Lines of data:
☆ ☆ ☆ ☆ ☆ ☆ ☆

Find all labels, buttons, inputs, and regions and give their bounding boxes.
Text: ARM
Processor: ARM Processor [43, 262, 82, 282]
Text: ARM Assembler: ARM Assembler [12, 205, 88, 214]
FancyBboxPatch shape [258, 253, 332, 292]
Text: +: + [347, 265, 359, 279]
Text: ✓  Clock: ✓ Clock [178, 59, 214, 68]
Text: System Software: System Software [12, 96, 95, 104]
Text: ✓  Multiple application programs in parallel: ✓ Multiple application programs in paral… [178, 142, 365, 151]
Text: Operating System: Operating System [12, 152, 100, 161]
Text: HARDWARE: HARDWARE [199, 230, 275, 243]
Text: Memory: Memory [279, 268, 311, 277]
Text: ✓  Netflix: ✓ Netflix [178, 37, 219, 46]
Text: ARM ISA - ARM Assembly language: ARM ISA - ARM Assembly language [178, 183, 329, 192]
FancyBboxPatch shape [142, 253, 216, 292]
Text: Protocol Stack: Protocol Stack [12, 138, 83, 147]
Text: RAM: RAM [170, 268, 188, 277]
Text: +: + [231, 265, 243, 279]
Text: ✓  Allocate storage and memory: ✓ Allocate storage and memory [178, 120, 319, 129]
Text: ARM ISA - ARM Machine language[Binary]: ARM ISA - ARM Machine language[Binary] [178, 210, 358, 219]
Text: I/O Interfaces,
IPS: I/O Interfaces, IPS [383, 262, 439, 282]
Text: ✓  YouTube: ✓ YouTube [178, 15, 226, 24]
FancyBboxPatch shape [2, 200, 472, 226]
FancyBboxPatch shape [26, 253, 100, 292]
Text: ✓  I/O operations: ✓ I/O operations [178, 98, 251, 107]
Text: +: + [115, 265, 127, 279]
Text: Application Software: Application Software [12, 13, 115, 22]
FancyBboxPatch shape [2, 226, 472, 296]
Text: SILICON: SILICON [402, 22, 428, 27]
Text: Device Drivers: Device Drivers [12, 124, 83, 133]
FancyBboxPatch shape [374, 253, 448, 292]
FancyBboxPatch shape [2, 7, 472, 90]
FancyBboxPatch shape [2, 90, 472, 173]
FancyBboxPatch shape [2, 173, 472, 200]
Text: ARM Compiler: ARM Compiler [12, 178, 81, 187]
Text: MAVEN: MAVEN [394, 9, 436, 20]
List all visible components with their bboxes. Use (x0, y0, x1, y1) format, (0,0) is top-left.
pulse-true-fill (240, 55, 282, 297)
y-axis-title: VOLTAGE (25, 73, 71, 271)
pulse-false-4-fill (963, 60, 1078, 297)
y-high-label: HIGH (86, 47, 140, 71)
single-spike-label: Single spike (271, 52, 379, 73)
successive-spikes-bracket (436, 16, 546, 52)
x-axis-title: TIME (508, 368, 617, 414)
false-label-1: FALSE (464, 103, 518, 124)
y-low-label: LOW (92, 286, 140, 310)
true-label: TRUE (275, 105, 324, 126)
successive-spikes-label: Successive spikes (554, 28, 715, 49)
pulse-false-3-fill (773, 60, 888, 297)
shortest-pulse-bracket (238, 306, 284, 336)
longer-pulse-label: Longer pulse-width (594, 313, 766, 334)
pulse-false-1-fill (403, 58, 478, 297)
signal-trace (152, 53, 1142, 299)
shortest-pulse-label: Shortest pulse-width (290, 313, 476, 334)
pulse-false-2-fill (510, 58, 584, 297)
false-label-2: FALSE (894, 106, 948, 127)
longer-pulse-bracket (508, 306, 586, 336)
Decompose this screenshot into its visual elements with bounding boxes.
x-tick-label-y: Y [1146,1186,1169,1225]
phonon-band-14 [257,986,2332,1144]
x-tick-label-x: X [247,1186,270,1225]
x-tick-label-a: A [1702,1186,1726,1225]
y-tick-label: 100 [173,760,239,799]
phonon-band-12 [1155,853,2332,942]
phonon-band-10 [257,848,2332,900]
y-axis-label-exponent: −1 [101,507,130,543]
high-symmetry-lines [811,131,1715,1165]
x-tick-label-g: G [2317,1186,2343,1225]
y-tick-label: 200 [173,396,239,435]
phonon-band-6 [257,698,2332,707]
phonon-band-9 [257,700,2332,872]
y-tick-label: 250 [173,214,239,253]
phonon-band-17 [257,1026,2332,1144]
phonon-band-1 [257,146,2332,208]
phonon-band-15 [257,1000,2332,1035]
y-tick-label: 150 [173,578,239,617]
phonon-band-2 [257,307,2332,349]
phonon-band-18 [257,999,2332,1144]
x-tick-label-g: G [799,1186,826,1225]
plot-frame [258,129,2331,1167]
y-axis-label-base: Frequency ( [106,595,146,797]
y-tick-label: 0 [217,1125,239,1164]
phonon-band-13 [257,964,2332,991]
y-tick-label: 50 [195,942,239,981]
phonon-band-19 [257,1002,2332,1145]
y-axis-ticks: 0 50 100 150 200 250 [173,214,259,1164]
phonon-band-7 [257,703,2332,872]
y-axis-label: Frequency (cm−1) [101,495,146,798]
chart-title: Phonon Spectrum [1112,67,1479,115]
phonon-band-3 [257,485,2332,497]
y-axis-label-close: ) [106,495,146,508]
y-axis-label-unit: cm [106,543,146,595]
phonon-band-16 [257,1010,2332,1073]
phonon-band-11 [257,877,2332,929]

☆ ☆ ☆ ☆ ☆ ☆ ☆

## TASK GOAL
Copy out the records word for word, from the first line up to and including the line that contains "FancyBboxPatch shape [26, 253, 100, 292]".

## WRITTEN RESPONSE
Find all labels, buttons, inputs, and regions and give their bounding boxes.
Text: ARM
Processor: ARM Processor [43, 262, 82, 282]
Text: ARM Assembler: ARM Assembler [12, 205, 88, 214]
FancyBboxPatch shape [258, 253, 332, 292]
Text: +: + [347, 265, 359, 279]
Text: ✓  Clock: ✓ Clock [178, 59, 214, 68]
Text: System Software: System Software [12, 96, 95, 104]
Text: ✓  Multiple application programs in parallel: ✓ Multiple application programs in paral… [178, 142, 365, 151]
Text: Operating System: Operating System [12, 152, 100, 161]
Text: HARDWARE: HARDWARE [199, 230, 275, 243]
Text: Memory: Memory [279, 268, 311, 277]
Text: ✓  Netflix: ✓ Netflix [178, 37, 219, 46]
Text: ARM ISA - ARM Assembly language: ARM ISA - ARM Assembly language [178, 183, 329, 192]
FancyBboxPatch shape [142, 253, 216, 292]
Text: Protocol Stack: Protocol Stack [12, 138, 83, 147]
Text: RAM: RAM [170, 268, 188, 277]
Text: +: + [231, 265, 243, 279]
Text: ✓  Allocate storage and memory: ✓ Allocate storage and memory [178, 120, 319, 129]
Text: ARM ISA - ARM Machine language[Binary]: ARM ISA - ARM Machine language[Binary] [178, 210, 358, 219]
Text: I/O Interfaces,
IPS: I/O Interfaces, IPS [383, 262, 439, 282]
Text: ✓  YouTube: ✓ YouTube [178, 15, 226, 24]
FancyBboxPatch shape [2, 200, 472, 226]
FancyBboxPatch shape [26, 253, 100, 292]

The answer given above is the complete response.